PROBLEM REQUIREMENTS
Count the lines in the rows below that contain the string "paid". Give only the number.

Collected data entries
================================

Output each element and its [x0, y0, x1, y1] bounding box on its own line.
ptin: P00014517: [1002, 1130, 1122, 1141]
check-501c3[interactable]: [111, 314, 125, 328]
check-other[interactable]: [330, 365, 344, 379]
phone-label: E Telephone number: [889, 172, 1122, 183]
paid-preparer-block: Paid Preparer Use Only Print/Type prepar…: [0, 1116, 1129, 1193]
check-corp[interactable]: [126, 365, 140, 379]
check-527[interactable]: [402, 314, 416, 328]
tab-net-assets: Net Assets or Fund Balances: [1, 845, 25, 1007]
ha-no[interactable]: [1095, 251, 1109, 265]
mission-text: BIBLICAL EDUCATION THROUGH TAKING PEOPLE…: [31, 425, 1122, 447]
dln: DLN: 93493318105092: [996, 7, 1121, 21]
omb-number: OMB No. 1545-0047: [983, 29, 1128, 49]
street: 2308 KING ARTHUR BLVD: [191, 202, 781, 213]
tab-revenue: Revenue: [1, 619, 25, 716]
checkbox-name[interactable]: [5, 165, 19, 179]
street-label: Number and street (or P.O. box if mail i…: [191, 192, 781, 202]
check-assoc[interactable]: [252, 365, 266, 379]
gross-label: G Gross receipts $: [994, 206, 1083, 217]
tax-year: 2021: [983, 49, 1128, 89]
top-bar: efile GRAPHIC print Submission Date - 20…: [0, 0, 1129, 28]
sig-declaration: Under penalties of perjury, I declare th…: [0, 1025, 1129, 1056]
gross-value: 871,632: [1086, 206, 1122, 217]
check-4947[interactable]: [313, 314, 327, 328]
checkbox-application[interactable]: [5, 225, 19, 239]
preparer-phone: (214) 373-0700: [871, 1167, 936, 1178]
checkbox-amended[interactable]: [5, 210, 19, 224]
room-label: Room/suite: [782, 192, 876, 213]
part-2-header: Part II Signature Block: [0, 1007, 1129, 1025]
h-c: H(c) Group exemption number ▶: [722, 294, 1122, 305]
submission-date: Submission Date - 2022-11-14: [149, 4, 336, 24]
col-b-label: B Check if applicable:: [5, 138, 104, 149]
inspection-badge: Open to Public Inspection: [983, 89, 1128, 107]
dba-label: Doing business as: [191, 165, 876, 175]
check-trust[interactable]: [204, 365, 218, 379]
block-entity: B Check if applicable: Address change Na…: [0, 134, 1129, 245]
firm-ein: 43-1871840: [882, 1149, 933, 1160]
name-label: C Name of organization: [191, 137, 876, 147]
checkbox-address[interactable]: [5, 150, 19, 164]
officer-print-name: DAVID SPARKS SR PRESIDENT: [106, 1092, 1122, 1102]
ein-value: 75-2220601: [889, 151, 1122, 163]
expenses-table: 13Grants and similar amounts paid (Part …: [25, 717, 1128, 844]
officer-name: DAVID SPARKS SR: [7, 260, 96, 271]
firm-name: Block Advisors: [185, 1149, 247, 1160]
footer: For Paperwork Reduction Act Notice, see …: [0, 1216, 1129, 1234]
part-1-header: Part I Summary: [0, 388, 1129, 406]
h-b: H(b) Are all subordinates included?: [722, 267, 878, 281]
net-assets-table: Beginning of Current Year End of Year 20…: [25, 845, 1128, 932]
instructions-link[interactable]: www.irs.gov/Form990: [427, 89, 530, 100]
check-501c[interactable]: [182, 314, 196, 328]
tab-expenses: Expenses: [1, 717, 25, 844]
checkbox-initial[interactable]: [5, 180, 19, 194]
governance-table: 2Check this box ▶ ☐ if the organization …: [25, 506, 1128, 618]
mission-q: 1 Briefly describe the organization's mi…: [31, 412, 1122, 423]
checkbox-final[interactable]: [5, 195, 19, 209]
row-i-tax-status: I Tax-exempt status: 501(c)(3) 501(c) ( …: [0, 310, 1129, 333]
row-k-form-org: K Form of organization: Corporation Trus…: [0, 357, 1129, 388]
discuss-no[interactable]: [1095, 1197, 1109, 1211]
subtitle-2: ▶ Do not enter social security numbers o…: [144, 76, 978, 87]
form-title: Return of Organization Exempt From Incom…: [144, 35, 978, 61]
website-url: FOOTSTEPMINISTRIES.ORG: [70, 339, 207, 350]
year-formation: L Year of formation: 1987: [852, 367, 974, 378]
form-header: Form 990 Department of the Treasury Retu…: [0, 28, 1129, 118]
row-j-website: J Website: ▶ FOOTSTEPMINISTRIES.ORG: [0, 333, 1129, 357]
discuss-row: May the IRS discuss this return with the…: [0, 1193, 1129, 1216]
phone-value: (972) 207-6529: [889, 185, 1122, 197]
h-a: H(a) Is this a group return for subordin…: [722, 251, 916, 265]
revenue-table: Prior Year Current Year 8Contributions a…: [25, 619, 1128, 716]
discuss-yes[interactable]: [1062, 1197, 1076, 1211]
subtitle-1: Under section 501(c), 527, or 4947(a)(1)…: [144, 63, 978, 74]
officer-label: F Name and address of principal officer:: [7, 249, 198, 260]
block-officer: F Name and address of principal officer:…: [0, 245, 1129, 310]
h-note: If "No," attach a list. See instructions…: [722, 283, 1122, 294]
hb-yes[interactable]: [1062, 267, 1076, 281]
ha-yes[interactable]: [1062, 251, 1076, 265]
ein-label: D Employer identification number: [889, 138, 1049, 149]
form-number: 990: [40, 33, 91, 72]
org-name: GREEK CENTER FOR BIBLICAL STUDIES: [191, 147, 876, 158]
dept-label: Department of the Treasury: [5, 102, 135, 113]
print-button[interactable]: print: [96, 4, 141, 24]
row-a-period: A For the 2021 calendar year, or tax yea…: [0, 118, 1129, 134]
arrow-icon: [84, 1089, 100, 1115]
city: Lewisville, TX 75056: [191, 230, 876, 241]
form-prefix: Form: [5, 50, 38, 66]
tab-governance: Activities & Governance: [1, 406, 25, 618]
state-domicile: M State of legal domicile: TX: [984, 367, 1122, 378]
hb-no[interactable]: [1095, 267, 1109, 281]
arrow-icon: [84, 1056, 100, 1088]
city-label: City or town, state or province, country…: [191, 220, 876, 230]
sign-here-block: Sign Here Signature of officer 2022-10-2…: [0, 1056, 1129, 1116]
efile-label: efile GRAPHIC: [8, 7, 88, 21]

================================

RESULT FOR THIS EXERCISE
2